Material for this task:
┄┄┄┄┄┄
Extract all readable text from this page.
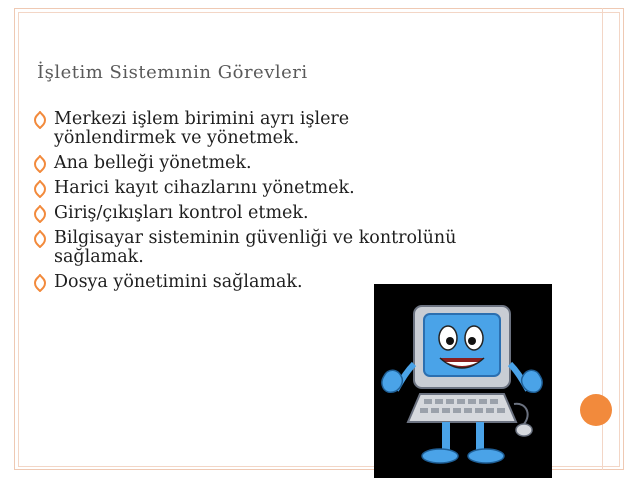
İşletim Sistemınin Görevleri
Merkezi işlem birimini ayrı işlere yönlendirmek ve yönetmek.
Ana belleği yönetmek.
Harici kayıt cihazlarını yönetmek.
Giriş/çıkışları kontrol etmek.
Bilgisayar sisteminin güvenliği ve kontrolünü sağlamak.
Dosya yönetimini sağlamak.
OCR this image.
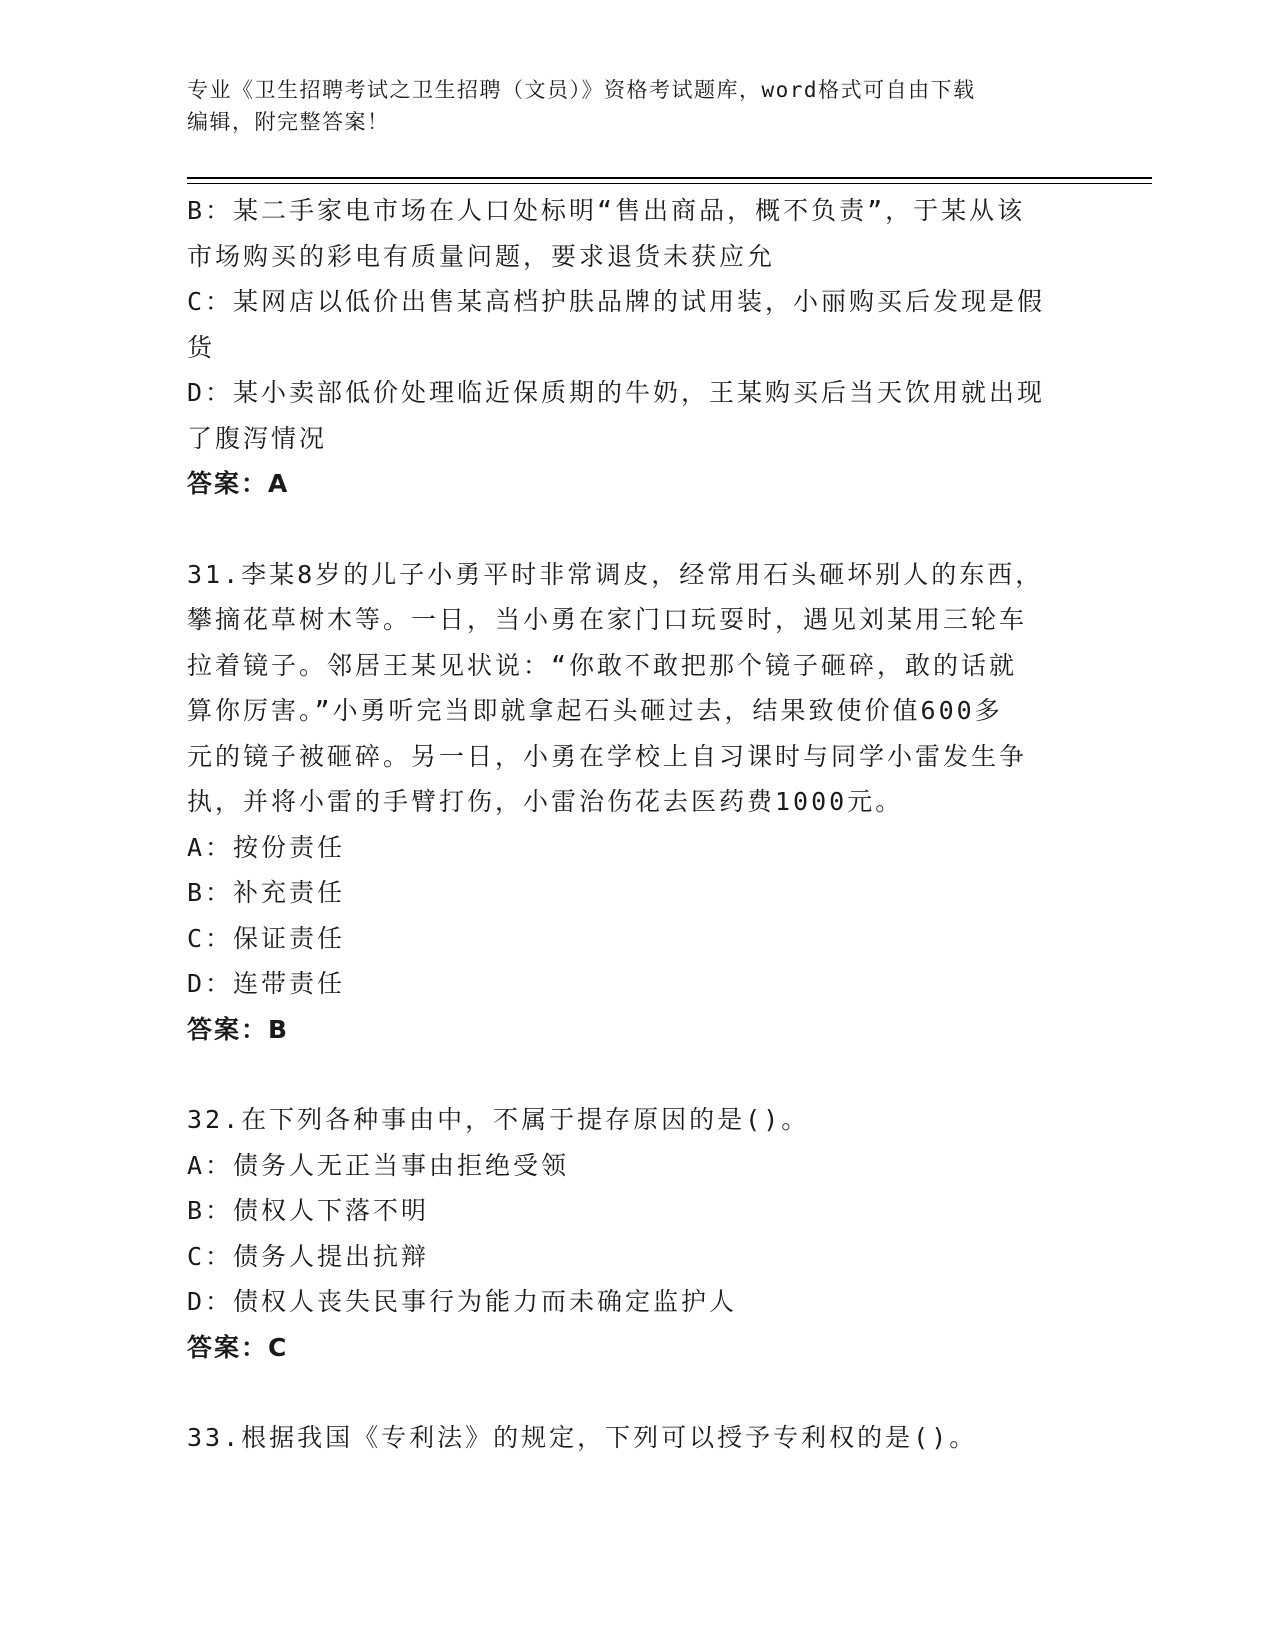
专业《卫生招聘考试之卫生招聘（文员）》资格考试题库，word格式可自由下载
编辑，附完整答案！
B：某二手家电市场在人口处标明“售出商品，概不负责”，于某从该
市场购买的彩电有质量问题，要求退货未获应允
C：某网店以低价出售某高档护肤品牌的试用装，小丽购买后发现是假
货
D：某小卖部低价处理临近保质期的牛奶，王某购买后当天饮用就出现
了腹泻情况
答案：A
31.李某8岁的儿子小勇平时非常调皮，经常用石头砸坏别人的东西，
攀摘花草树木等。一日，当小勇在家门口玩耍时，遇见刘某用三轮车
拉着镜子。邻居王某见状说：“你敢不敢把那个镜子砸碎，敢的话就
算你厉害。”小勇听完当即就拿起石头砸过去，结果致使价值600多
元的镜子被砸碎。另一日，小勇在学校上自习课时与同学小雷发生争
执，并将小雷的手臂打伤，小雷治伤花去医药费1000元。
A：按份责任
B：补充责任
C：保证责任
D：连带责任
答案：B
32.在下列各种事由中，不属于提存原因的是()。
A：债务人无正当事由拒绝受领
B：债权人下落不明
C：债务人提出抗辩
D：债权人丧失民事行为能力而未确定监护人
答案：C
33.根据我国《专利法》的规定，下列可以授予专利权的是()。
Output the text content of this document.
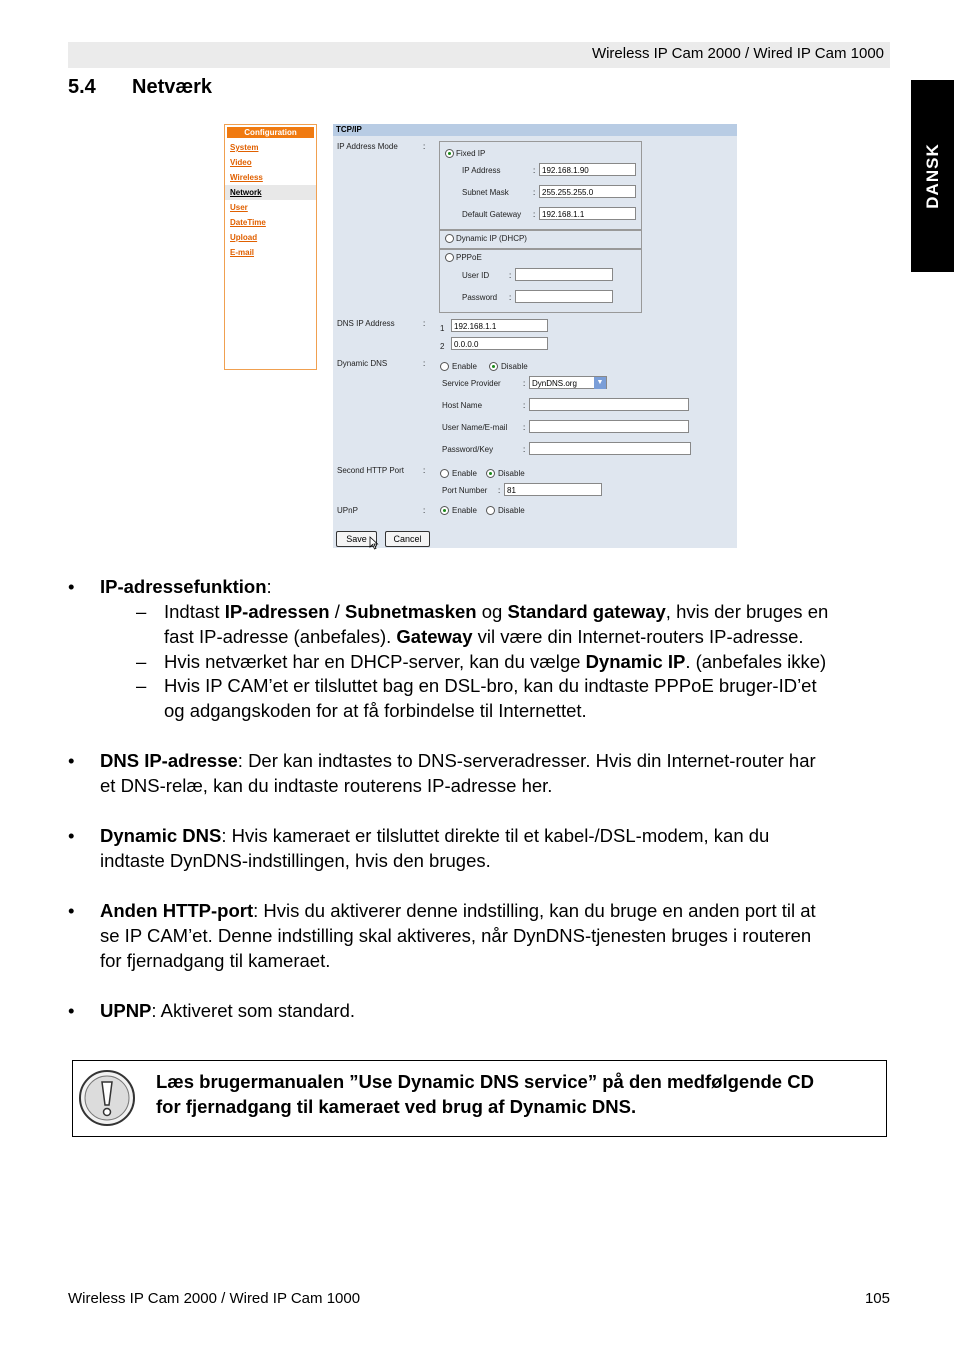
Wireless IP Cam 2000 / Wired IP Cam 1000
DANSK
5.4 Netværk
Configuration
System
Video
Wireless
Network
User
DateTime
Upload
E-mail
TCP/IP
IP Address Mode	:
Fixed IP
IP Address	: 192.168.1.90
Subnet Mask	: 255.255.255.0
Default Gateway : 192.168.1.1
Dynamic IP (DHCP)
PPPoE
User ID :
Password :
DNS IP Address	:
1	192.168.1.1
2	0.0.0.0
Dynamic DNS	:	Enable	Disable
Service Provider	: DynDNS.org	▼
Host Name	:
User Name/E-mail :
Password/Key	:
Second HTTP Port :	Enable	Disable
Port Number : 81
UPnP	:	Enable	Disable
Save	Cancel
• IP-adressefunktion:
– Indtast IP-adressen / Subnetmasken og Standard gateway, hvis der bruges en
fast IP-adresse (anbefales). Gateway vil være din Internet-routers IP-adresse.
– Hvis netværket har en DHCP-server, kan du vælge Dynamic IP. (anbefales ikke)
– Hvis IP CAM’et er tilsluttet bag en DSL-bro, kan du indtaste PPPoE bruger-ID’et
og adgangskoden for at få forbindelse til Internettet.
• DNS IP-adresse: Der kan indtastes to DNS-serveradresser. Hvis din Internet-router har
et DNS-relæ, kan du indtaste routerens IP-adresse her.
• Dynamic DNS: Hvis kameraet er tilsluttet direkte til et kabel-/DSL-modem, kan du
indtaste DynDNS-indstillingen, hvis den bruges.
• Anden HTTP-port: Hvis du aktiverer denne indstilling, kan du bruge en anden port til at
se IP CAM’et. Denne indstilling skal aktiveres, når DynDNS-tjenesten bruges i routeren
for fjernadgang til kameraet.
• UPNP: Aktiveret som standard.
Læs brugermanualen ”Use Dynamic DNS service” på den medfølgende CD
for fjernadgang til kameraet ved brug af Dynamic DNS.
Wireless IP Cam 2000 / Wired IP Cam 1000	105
┄┄┄┄┄┄
Job:
Without the pictures, print the whole listing exactly as given.

Full solution:
Extract all readable text from this page.
İşletim Sistemınin Görevleri
Merkezi işlem birimini ayrı işlere yönlendirmek ve yönetmek.
Ana belleği yönetmek.
Harici kayıt cihazlarını yönetmek.
Giriş/çıkışları kontrol etmek.
Bilgisayar sisteminin güvenliği ve kontrolünü sağlamak.
Dosya yönetimini sağlamak.
OCR this image.
专业《卫生招聘考试之卫生招聘（文员）》资格考试题库，word格式可自由下载
编辑，附完整答案！
B：某二手家电市场在人口处标明“售出商品，概不负责”，于某从该
市场购买的彩电有质量问题，要求退货未获应允
C：某网店以低价出售某高档护肤品牌的试用装，小丽购买后发现是假
货
D：某小卖部低价处理临近保质期的牛奶，王某购买后当天饮用就出现
了腹泻情况
答案：A
31.李某8岁的儿子小勇平时非常调皮，经常用石头砸坏别人的东西，
攀摘花草树木等。一日，当小勇在家门口玩耍时，遇见刘某用三轮车
拉着镜子。邻居王某见状说：“你敢不敢把那个镜子砸碎，敢的话就
算你厉害。”小勇听完当即就拿起石头砸过去，结果致使价值600多
元的镜子被砸碎。另一日，小勇在学校上自习课时与同学小雷发生争
执，并将小雷的手臂打伤，小雷治伤花去医药费1000元。
A：按份责任
B：补充责任
C：保证责任
D：连带责任
答案：B
32.在下列各种事由中，不属于提存原因的是()。
A：债务人无正当事由拒绝受领
B：债权人下落不明
C：债务人提出抗辩
D：债权人丧失民事行为能力而未确定监护人
答案：C
33.根据我国《专利法》的规定，下列可以授予专利权的是()。
Output the text content of this document.
Wireless IP Cam 2000 / Wired IP Cam 1000
DANSK
5.4 Netværk
Configuration
System
Video
Wireless
Network
User
DateTime
Upload
E-mail
TCP/IP
IP Address Mode	:
Fixed IP
IP Address	: 192.168.1.90
Subnet Mask	: 255.255.255.0
Default Gateway : 192.168.1.1
Dynamic IP (DHCP)
PPPoE
User ID :
Password :
DNS IP Address	:
1	192.168.1.1
2	0.0.0.0
Dynamic DNS	:	Enable	Disable
Service Provider	: DynDNS.org	▼
Host Name	:
User Name/E-mail :
Password/Key	:
Second HTTP Port :	Enable	Disable
Port Number : 81
UPnP	:	Enable	Disable
Save	Cancel
• IP-adressefunktion:
– Indtast IP-adressen / Subnetmasken og Standard gateway, hvis der bruges en
fast IP-adresse (anbefales). Gateway vil være din Internet-routers IP-adresse.
– Hvis netværket har en DHCP-server, kan du vælge Dynamic IP. (anbefales ikke)
– Hvis IP CAM’et er tilsluttet bag en DSL-bro, kan du indtaste PPPoE bruger-ID’et
og adgangskoden for at få forbindelse til Internettet.
• DNS IP-adresse: Der kan indtastes to DNS-serveradresser. Hvis din Internet-router har
et DNS-relæ, kan du indtaste routerens IP-adresse her.
• Dynamic DNS: Hvis kameraet er tilsluttet direkte til et kabel-/DSL-modem, kan du
indtaste DynDNS-indstillingen, hvis den bruges.
• Anden HTTP-port: Hvis du aktiverer denne indstilling, kan du bruge en anden port til at
se IP CAM’et. Denne indstilling skal aktiveres, når DynDNS-tjenesten bruges i routeren
for fjernadgang til kameraet.
• UPNP: Aktiveret som standard.
Læs brugermanualen ”Use Dynamic DNS service” på den medfølgende CD
for fjernadgang til kameraet ved brug af Dynamic DNS.
Wireless IP Cam 2000 / Wired IP Cam 1000	105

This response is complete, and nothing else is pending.